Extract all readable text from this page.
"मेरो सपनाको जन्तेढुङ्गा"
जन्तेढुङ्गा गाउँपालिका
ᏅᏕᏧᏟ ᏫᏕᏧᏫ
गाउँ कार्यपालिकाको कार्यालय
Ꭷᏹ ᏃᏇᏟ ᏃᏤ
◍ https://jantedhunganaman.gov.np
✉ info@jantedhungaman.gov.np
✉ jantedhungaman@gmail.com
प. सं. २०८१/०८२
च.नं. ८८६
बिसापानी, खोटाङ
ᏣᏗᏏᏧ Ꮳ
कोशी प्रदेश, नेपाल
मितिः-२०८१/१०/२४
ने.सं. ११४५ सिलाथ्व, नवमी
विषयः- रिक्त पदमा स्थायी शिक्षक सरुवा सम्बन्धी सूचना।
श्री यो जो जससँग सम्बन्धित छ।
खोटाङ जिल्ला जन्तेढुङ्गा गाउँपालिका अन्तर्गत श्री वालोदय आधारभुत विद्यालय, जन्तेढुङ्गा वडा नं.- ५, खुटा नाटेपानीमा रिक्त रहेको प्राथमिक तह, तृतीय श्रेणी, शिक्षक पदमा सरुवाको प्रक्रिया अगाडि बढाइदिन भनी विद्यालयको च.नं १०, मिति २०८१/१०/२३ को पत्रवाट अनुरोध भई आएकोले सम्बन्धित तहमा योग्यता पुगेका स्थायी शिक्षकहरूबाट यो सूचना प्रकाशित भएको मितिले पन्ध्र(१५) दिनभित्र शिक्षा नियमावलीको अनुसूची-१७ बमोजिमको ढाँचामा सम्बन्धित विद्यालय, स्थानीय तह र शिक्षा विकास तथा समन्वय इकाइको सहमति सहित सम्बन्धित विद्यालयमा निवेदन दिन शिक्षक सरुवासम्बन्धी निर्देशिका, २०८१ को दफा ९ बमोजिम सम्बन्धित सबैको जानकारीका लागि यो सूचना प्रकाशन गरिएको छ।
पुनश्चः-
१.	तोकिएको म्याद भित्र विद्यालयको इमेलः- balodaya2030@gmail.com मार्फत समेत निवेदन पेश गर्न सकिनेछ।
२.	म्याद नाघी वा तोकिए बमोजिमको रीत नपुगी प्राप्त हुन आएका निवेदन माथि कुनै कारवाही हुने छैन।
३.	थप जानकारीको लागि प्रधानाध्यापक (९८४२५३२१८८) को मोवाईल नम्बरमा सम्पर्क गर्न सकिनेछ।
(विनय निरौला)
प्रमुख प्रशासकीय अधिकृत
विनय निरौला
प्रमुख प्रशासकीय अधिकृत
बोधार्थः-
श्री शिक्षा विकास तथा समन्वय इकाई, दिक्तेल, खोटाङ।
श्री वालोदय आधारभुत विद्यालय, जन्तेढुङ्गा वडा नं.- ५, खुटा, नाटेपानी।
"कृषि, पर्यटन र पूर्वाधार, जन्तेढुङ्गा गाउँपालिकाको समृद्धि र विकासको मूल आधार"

■ ■ ■ ■ ■

* _DIRECTION_:
Count every line of the records that holds "jantedhungaman". State the number, nothing else.

* _ANSWER BELOW_:
2